[Dataset records on visual material]
>>>

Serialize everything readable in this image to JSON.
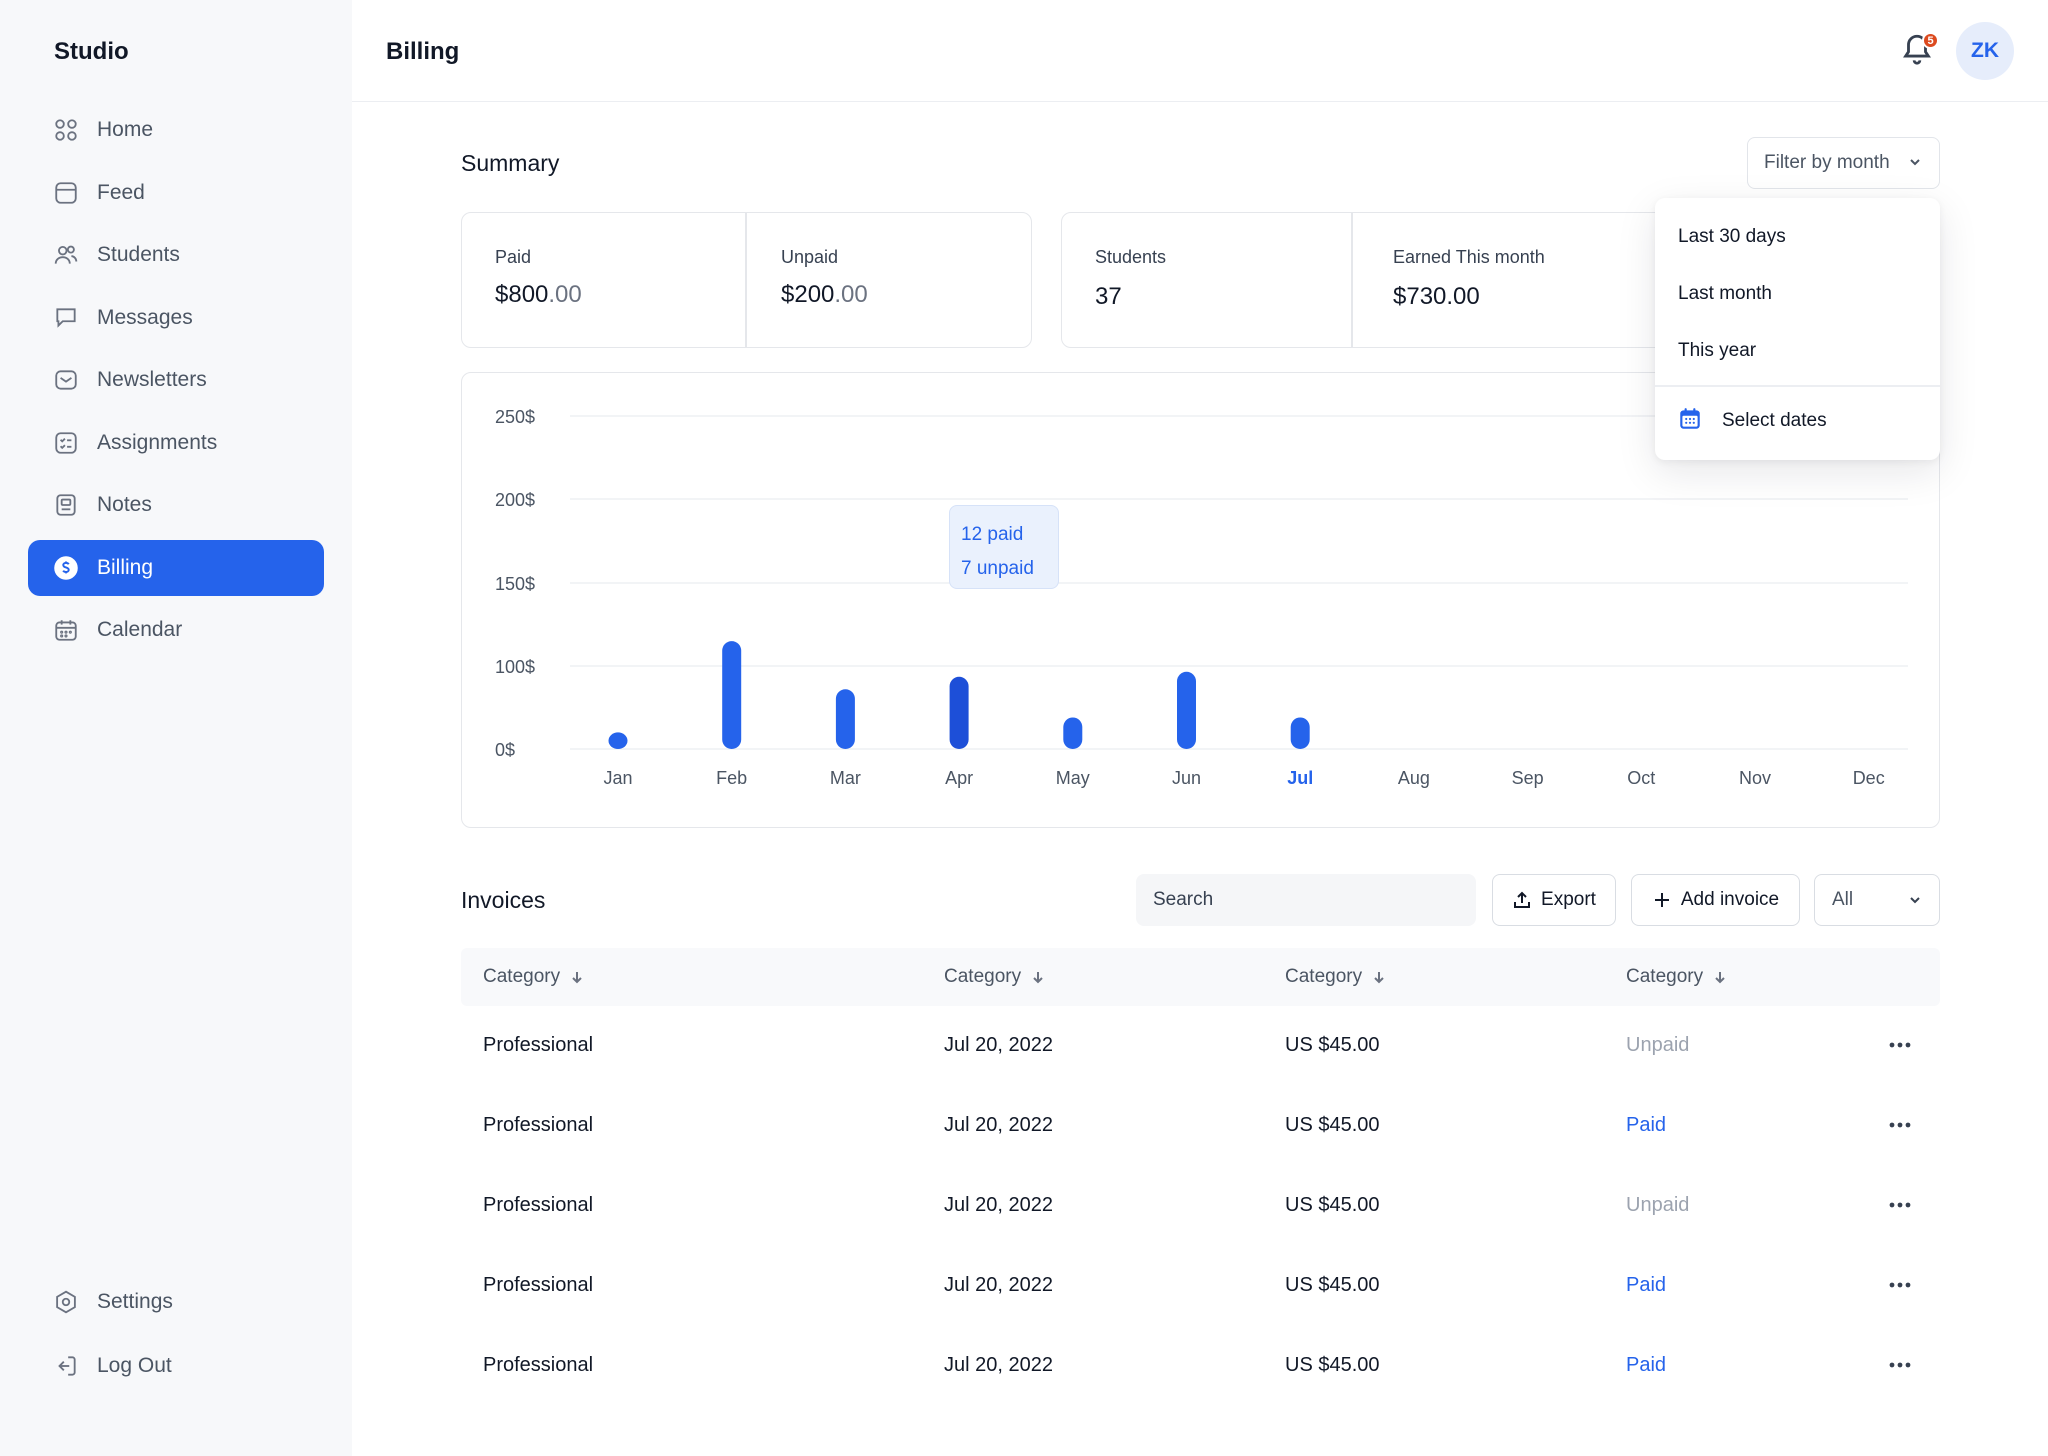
{
  "app": {
    "brand": "Studio",
    "page_title": "Billing"
  },
  "sidebar": {
    "items": [
      {
        "label": "Home",
        "icon": "grid-icon"
      },
      {
        "label": "Feed",
        "icon": "feed-icon"
      },
      {
        "label": "Students",
        "icon": "users-icon"
      },
      {
        "label": "Messages",
        "icon": "chat-icon"
      },
      {
        "label": "Newsletters",
        "icon": "mail-icon"
      },
      {
        "label": "Assignments",
        "icon": "checklist-icon"
      },
      {
        "label": "Notes",
        "icon": "notebook-icon"
      },
      {
        "label": "Billing",
        "icon": "dollar-coin-icon",
        "active": true
      },
      {
        "label": "Calendar",
        "icon": "calendar-icon"
      }
    ],
    "bottom": [
      {
        "label": "Settings",
        "icon": "settings-icon"
      },
      {
        "label": "Log Out",
        "icon": "logout-icon"
      }
    ]
  },
  "header": {
    "notifications_count": "5",
    "avatar_initials": "ZK"
  },
  "summary": {
    "title": "Summary",
    "filter_label": "Filter by month",
    "paid": {
      "label": "Paid",
      "dollars": "$800",
      "cents": ".00"
    },
    "unpaid": {
      "label": "Unpaid",
      "dollars": "$200",
      "cents": ".00"
    },
    "students": {
      "label": "Students",
      "value": "37"
    },
    "earned": {
      "label": "Earned This month",
      "value": "$730.00"
    }
  },
  "filter_menu": {
    "items": [
      "Last 30 days",
      "Last month",
      "This year"
    ],
    "select_dates": "Select dates"
  },
  "chart_data": {
    "type": "bar",
    "categories": [
      "Jan",
      "Feb",
      "Mar",
      "Apr",
      "May",
      "Jun",
      "Jul",
      "Aug",
      "Sep",
      "Oct",
      "Nov",
      "Dec"
    ],
    "values": [
      20,
      115,
      72,
      87,
      38,
      93,
      38,
      null,
      null,
      null,
      null,
      null
    ],
    "y_ticks": [
      "0$",
      "100$",
      "150$",
      "200$",
      "250$"
    ],
    "highlighted_category": "Jul",
    "hovered_category": "Apr",
    "tooltip": {
      "paid": "12 paid",
      "unpaid": "7 unpaid"
    },
    "bar_color": "#2563eb",
    "hover_bar_color": "#1d4fd8",
    "grid": true
  },
  "invoices": {
    "title": "Invoices",
    "search_placeholder": "Search",
    "export_label": "Export",
    "add_label": "Add invoice",
    "status_filter": "All",
    "columns": [
      "Category",
      "Category",
      "Category",
      "Category"
    ],
    "rows": [
      {
        "category": "Professional",
        "date": "Jul 20, 2022",
        "amount": "US $45.00",
        "status": "Unpaid"
      },
      {
        "category": "Professional",
        "date": "Jul 20, 2022",
        "amount": "US $45.00",
        "status": "Paid"
      },
      {
        "category": "Professional",
        "date": "Jul 20, 2022",
        "amount": "US $45.00",
        "status": "Unpaid"
      },
      {
        "category": "Professional",
        "date": "Jul 20, 2022",
        "amount": "US $45.00",
        "status": "Paid"
      },
      {
        "category": "Professional",
        "date": "Jul 20, 2022",
        "amount": "US $45.00",
        "status": "Paid"
      }
    ]
  },
  "colors": {
    "accent": "#2563eb",
    "muted": "#9ca3af",
    "sidebar_bg": "#f7f8fa"
  }
}
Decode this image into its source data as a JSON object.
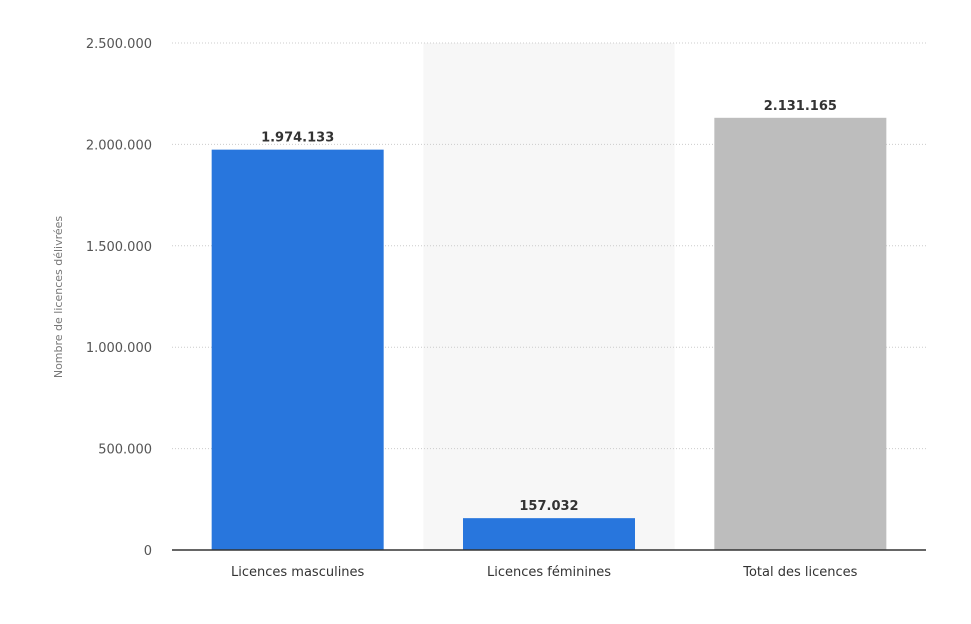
{
  "chart_data": {
    "type": "bar",
    "title": "",
    "xlabel": "",
    "ylabel": "Nombre de licences délivrées",
    "categories": [
      "Licences masculines",
      "Licences féminines",
      "Total des licences"
    ],
    "values": [
      1974133,
      157032,
      2131165
    ],
    "value_labels": [
      "1.974.133",
      "157.032",
      "2.131.165"
    ],
    "bar_colors": [
      "#2876dd",
      "#2876dd",
      "#bdbdbd"
    ],
    "highlight_background_color": "#f7f7f7",
    "highlighted_category_index": 1,
    "ylim": [
      0,
      2500000
    ],
    "yticks": [
      0,
      500000,
      1000000,
      1500000,
      2000000,
      2500000
    ],
    "ytick_labels": [
      "0",
      "500.000",
      "1.000.000",
      "1.500.000",
      "2.000.000",
      "2.500.000"
    ],
    "grid": true,
    "grid_style": "dotted",
    "legend": "none"
  }
}
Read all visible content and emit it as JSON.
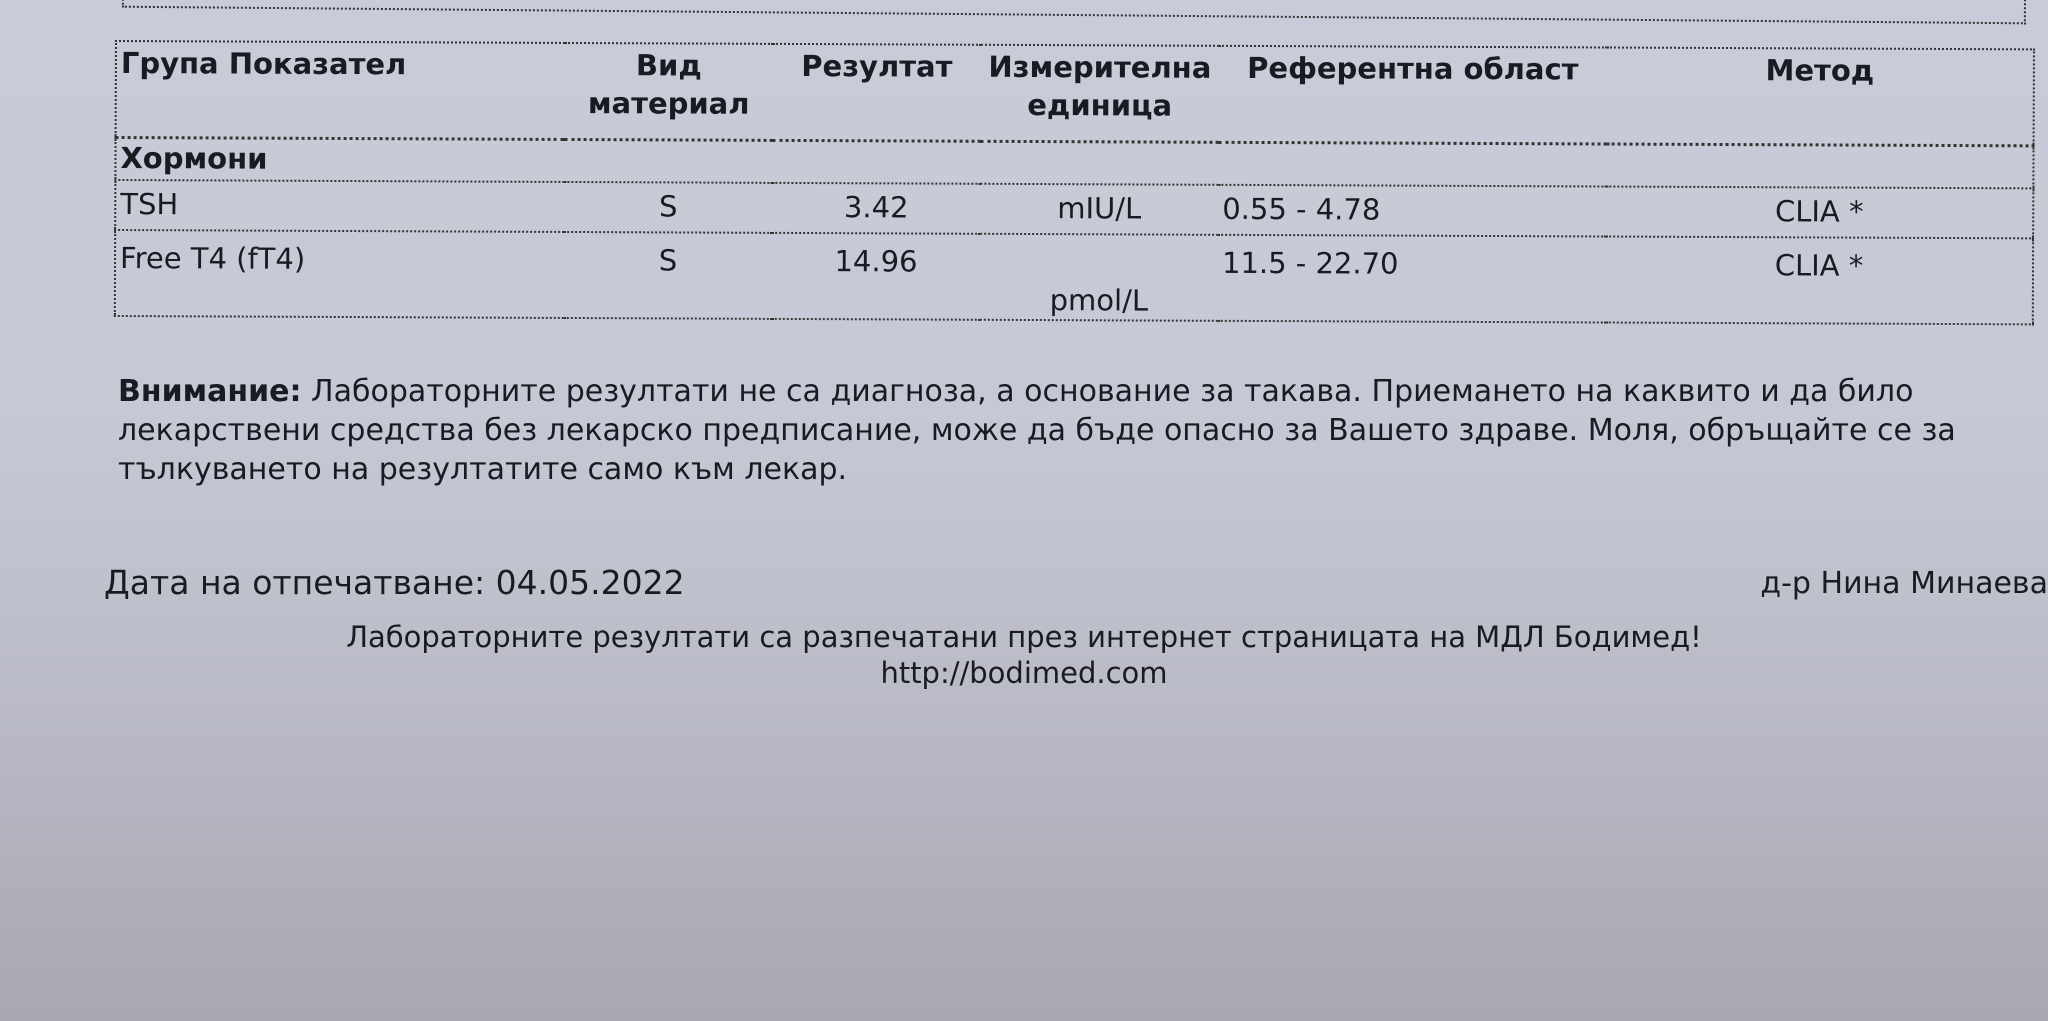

<<<

### Given request
Restate the full listing verbatim and drop every picture.

### Written reply
Serialize everything readable in this image to JSON.
{
  "app": {
    "brand": "Studio",
    "page_title": "Billing"
  },
  "sidebar": {
    "items": [
      {
        "label": "Home",
        "icon": "grid-icon"
      },
      {
        "label": "Feed",
        "icon": "feed-icon"
      },
      {
        "label": "Students",
        "icon": "users-icon"
      },
      {
        "label": "Messages",
        "icon": "chat-icon"
      },
      {
        "label": "Newsletters",
        "icon": "mail-icon"
      },
      {
        "label": "Assignments",
        "icon": "checklist-icon"
      },
      {
        "label": "Notes",
        "icon": "notebook-icon"
      },
      {
        "label": "Billing",
        "icon": "dollar-coin-icon",
        "active": true
      },
      {
        "label": "Calendar",
        "icon": "calendar-icon"
      }
    ],
    "bottom": [
      {
        "label": "Settings",
        "icon": "settings-icon"
      },
      {
        "label": "Log Out",
        "icon": "logout-icon"
      }
    ]
  },
  "header": {
    "notifications_count": "5",
    "avatar_initials": "ZK"
  },
  "summary": {
    "title": "Summary",
    "filter_label": "Filter by month",
    "paid": {
      "label": "Paid",
      "dollars": "$800",
      "cents": ".00"
    },
    "unpaid": {
      "label": "Unpaid",
      "dollars": "$200",
      "cents": ".00"
    },
    "students": {
      "label": "Students",
      "value": "37"
    },
    "earned": {
      "label": "Earned This month",
      "value": "$730.00"
    }
  },
  "filter_menu": {
    "items": [
      "Last 30 days",
      "Last month",
      "This year"
    ],
    "select_dates": "Select dates"
  },
  "chart_data": {
    "type": "bar",
    "categories": [
      "Jan",
      "Feb",
      "Mar",
      "Apr",
      "May",
      "Jun",
      "Jul",
      "Aug",
      "Sep",
      "Oct",
      "Nov",
      "Dec"
    ],
    "values": [
      20,
      115,
      72,
      87,
      38,
      93,
      38,
      null,
      null,
      null,
      null,
      null
    ],
    "y_ticks": [
      "0$",
      "100$",
      "150$",
      "200$",
      "250$"
    ],
    "highlighted_category": "Jul",
    "hovered_category": "Apr",
    "tooltip": {
      "paid": "12 paid",
      "unpaid": "7 unpaid"
    },
    "bar_color": "#2563eb",
    "hover_bar_color": "#1d4fd8",
    "grid": true
  },
  "invoices": {
    "title": "Invoices",
    "search_placeholder": "Search",
    "export_label": "Export",
    "add_label": "Add invoice",
    "status_filter": "All",
    "columns": [
      "Category",
      "Category",
      "Category",
      "Category"
    ],
    "rows": [
      {
        "category": "Professional",
        "date": "Jul 20, 2022",
        "amount": "US $45.00",
        "status": "Unpaid"
      },
      {
        "category": "Professional",
        "date": "Jul 20, 2022",
        "amount": "US $45.00",
        "status": "Paid"
      },
      {
        "category": "Professional",
        "date": "Jul 20, 2022",
        "amount": "US $45.00",
        "status": "Unpaid"
      },
      {
        "category": "Professional",
        "date": "Jul 20, 2022",
        "amount": "US $45.00",
        "status": "Paid"
      },
      {
        "category": "Professional",
        "date": "Jul 20, 2022",
        "amount": "US $45.00",
        "status": "Paid"
      }
    ]
  },
  "colors": {
    "accent": "#2563eb",
    "muted": "#9ca3af",
    "sidebar_bg": "#f7f8fa"
  }
}
Decode this image into its source data as a JSON object.
{
  "chart_data": {
    "type": "bar",
    "title": "",
    "xlabel": "",
    "ylabel": "Nombre de licences délivrées",
    "categories": [
      "Licences masculines",
      "Licences féminines",
      "Total des licences"
    ],
    "values": [
      1974133,
      157032,
      2131165
    ],
    "value_labels": [
      "1.974.133",
      "157.032",
      "2.131.165"
    ],
    "bar_colors": [
      "#2876dd",
      "#2876dd",
      "#bdbdbd"
    ],
    "highlight_background_color": "#f7f7f7",
    "highlighted_category_index": 1,
    "ylim": [
      0,
      2500000
    ],
    "yticks": [
      0,
      500000,
      1000000,
      1500000,
      2000000,
      2500000
    ],
    "ytick_labels": [
      "0",
      "500.000",
      "1.000.000",
      "1.500.000",
      "2.000.000",
      "2.500.000"
    ],
    "grid": true,
    "grid_style": "dotted",
    "legend": "none"
  }
}
Read all visible content and emit it as JSON.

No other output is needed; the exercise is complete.